Set exercise
Return the lines below that carry the word "structured".

········

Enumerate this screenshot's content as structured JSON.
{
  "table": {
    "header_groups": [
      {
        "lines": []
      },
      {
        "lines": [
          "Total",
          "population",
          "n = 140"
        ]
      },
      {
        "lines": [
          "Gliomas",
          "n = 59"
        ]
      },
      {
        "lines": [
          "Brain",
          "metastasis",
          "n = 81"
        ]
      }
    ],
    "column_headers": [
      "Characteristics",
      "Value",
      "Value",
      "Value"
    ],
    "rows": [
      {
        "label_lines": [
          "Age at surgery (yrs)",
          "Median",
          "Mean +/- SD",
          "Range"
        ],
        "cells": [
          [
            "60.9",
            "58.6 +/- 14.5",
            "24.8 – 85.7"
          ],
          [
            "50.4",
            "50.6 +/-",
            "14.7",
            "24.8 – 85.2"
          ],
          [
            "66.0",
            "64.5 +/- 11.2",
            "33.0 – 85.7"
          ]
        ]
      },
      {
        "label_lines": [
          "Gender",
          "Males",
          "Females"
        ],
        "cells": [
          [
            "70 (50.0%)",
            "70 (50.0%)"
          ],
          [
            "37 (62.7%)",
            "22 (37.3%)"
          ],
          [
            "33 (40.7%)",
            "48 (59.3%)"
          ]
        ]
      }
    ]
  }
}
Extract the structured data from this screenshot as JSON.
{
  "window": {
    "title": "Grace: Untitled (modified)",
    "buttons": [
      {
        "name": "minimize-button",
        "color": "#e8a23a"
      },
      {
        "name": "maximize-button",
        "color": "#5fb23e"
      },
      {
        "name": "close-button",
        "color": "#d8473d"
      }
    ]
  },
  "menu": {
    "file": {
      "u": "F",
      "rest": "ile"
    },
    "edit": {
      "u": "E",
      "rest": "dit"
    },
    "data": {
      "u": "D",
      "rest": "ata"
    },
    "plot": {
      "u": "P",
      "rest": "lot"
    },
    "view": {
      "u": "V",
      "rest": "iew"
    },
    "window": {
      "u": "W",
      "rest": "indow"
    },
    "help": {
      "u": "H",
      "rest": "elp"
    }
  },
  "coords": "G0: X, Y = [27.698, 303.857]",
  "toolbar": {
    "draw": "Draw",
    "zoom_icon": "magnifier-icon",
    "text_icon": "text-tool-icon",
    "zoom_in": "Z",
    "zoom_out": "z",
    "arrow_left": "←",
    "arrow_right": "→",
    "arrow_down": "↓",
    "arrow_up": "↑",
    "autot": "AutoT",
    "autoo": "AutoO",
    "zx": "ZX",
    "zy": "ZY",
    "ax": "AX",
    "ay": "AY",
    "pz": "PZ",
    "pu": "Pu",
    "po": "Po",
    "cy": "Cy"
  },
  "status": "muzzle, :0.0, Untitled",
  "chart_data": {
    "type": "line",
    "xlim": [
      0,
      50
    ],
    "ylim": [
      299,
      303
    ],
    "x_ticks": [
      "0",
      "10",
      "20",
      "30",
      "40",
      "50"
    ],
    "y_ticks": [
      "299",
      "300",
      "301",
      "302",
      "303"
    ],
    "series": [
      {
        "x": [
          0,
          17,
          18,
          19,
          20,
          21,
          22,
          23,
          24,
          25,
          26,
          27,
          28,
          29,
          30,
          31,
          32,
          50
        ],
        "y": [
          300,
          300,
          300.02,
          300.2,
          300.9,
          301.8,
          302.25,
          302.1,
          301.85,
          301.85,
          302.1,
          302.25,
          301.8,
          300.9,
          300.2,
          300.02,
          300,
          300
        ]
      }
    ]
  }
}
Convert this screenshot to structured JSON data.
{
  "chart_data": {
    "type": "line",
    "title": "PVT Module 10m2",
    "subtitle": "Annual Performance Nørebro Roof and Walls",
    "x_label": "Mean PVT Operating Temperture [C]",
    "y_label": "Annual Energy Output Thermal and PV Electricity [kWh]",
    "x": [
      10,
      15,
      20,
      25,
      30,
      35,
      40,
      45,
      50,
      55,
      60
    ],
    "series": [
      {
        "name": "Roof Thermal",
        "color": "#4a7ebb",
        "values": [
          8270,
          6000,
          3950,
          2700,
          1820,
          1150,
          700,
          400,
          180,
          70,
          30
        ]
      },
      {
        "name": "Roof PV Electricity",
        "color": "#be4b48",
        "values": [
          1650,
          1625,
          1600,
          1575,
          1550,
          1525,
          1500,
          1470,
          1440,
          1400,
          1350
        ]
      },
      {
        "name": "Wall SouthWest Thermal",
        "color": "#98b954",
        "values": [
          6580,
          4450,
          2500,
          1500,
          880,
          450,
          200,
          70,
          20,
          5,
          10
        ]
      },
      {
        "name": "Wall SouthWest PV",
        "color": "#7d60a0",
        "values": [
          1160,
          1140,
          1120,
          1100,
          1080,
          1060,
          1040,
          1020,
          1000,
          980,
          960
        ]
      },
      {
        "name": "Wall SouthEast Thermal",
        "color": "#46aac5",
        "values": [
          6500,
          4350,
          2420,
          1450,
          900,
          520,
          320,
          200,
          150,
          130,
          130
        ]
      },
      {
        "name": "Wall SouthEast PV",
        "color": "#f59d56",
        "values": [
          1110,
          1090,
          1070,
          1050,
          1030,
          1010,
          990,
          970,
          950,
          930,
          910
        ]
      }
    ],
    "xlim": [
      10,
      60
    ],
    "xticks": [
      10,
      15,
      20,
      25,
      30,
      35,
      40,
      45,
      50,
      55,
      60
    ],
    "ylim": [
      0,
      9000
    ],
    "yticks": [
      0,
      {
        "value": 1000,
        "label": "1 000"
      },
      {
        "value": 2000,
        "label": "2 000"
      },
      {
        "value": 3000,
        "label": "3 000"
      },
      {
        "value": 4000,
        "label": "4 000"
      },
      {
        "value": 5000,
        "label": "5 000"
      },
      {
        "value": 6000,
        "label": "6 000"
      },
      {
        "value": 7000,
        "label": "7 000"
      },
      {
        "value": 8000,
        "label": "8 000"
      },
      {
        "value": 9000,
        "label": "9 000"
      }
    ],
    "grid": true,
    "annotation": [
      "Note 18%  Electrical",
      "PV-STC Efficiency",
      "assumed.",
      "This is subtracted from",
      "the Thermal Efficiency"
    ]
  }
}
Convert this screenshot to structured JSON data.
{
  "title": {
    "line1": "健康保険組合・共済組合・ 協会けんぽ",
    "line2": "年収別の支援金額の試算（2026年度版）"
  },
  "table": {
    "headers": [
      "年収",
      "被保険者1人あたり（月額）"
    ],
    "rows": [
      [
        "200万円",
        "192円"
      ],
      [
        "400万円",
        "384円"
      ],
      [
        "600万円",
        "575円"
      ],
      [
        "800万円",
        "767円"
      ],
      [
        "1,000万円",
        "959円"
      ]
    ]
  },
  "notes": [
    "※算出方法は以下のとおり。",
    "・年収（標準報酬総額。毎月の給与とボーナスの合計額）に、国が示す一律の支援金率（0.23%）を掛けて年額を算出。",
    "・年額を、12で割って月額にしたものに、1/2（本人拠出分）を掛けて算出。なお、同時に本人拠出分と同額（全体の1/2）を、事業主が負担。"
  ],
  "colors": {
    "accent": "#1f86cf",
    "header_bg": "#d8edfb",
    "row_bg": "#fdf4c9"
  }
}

········

Complete answer
Enumerate this screenshot's content as structured JSON.
Extract the structured data from this screenshot as JSON.
Convert this screenshot to structured JSON data.
Convert this screenshot to structured JSON data.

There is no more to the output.